Extracted records:
Begin

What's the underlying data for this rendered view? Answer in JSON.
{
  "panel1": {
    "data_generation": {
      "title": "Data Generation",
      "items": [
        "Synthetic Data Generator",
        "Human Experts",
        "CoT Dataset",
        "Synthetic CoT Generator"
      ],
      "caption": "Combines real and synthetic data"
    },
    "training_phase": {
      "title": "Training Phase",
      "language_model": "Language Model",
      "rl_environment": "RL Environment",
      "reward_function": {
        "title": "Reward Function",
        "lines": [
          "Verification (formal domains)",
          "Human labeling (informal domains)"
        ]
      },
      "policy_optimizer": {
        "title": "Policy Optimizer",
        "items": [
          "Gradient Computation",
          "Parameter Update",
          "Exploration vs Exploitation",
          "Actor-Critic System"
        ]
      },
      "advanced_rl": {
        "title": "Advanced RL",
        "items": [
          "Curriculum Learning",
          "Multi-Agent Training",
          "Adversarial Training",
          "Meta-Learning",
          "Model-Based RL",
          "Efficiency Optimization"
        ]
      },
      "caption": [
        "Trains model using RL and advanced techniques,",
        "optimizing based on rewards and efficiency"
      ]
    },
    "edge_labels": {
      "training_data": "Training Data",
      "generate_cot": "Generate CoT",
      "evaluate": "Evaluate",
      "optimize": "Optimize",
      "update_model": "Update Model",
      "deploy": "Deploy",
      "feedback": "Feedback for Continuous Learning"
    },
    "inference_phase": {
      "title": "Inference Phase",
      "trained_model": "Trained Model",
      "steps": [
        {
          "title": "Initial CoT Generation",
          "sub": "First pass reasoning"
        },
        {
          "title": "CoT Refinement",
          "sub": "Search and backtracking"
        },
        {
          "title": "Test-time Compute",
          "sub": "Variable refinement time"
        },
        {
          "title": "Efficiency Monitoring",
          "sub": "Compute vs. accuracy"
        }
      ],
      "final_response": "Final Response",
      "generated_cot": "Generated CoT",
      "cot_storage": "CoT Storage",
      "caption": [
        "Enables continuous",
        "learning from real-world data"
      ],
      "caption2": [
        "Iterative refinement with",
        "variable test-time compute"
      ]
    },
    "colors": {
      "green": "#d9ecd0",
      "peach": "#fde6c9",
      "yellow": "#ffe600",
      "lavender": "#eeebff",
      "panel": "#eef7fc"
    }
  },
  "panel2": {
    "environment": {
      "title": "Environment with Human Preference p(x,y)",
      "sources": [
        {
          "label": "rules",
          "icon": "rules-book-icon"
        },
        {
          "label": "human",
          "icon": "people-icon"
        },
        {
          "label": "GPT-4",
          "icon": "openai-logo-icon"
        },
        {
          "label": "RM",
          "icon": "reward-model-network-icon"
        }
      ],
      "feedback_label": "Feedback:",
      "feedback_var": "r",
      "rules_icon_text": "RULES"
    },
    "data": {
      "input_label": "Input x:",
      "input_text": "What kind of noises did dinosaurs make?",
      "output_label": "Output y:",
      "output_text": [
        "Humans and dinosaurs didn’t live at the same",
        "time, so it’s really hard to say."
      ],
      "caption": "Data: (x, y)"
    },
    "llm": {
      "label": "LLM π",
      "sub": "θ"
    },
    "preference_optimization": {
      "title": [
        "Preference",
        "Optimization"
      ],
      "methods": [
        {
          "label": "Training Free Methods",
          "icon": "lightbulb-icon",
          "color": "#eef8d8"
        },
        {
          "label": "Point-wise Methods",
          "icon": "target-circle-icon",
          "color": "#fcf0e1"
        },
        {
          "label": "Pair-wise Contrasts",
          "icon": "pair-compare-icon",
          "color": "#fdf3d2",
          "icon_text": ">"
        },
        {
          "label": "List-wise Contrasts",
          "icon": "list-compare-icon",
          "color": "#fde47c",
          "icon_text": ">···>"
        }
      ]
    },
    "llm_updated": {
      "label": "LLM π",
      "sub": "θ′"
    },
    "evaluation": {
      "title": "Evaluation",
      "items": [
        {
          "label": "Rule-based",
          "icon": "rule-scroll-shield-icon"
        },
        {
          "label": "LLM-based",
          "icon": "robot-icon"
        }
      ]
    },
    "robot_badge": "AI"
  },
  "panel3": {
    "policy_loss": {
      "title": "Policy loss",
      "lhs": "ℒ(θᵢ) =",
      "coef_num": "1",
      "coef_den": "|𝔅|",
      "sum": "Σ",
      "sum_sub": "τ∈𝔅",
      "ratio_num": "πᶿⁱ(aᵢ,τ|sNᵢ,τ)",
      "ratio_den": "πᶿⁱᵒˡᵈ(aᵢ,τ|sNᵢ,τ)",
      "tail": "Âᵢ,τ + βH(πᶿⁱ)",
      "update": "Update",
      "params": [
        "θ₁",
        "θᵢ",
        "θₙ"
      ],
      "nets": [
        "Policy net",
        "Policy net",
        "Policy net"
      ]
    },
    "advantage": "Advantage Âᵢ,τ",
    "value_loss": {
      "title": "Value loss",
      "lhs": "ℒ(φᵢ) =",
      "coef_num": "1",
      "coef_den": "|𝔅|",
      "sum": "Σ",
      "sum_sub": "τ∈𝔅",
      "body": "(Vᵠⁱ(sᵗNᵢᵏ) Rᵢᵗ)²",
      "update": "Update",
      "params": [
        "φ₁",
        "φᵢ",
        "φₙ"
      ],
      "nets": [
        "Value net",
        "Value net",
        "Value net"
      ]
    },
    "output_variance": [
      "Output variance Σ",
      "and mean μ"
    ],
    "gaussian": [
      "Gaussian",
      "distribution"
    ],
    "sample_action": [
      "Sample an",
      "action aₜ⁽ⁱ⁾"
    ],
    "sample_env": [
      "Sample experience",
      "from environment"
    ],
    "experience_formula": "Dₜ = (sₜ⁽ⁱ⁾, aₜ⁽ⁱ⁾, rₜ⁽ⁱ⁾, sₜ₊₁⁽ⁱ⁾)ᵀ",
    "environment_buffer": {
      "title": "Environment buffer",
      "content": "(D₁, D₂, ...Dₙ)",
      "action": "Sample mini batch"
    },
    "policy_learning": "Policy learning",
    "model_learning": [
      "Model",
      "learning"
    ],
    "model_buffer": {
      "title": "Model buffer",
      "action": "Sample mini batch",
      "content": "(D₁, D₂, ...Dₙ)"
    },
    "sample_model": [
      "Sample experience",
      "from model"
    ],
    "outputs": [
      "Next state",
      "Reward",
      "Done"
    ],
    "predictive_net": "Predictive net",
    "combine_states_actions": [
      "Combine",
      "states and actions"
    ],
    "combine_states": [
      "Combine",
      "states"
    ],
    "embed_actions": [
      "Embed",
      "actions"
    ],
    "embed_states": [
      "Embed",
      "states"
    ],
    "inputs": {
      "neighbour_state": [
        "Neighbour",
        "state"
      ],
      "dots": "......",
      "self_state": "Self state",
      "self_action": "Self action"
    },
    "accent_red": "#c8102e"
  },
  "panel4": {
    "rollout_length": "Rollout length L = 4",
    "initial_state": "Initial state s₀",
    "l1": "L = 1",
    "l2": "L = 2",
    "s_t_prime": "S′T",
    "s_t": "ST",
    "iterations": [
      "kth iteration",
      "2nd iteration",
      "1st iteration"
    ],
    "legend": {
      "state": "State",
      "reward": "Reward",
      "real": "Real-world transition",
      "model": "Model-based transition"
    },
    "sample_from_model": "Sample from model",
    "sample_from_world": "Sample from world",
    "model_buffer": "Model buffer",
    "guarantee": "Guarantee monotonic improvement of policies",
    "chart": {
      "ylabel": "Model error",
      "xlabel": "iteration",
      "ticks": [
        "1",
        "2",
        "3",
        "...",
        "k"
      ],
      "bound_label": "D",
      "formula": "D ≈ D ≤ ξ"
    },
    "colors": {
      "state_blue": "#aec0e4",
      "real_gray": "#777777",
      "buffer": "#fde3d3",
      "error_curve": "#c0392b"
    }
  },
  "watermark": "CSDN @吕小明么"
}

End

- **Description of the task**:
Give nothing but the number of lines containing the string "What".

- **Exercise answer**:
2